(Data records)

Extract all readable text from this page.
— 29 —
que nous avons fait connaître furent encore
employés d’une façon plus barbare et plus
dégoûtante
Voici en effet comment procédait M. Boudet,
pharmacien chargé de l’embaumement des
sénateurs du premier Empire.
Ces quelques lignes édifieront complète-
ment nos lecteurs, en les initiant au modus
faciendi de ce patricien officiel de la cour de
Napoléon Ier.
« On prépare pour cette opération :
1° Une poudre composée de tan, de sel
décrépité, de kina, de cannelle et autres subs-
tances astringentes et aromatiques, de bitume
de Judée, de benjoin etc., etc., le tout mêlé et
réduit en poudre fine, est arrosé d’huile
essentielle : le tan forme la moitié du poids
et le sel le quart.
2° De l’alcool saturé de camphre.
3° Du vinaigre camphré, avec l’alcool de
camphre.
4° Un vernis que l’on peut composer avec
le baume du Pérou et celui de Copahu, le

## SHORT PROBLEM
Restate the data above word for word.

## FINAL ANSWER
Extract all readable text from this page.
— 29 —
que nous avons fait connaître furent encore
employés d’une façon plus barbare et plus
dégoûtante
Voici en effet comment procédait M. Boudet,
pharmacien chargé de l’embaumement des
sénateurs du premier Empire.
Ces quelques lignes édifieront complète-
ment nos lecteurs, en les initiant au modus
faciendi de ce patricien officiel de la cour de
Napoléon Ier.
« On prépare pour cette opération :
1° Une poudre composée de tan, de sel
décrépité, de kina, de cannelle et autres subs-
tances astringentes et aromatiques, de bitume
de Judée, de benjoin etc., etc., le tout mêlé et
réduit en poudre fine, est arrosé d’huile
essentielle : le tan forme la moitié du poids
et le sel le quart.
2° De l’alcool saturé de camphre.
3° Du vinaigre camphré, avec l’alcool de
camphre.
4° Un vernis que l’on peut composer avec
le baume du Pérou et celui de Copahu, le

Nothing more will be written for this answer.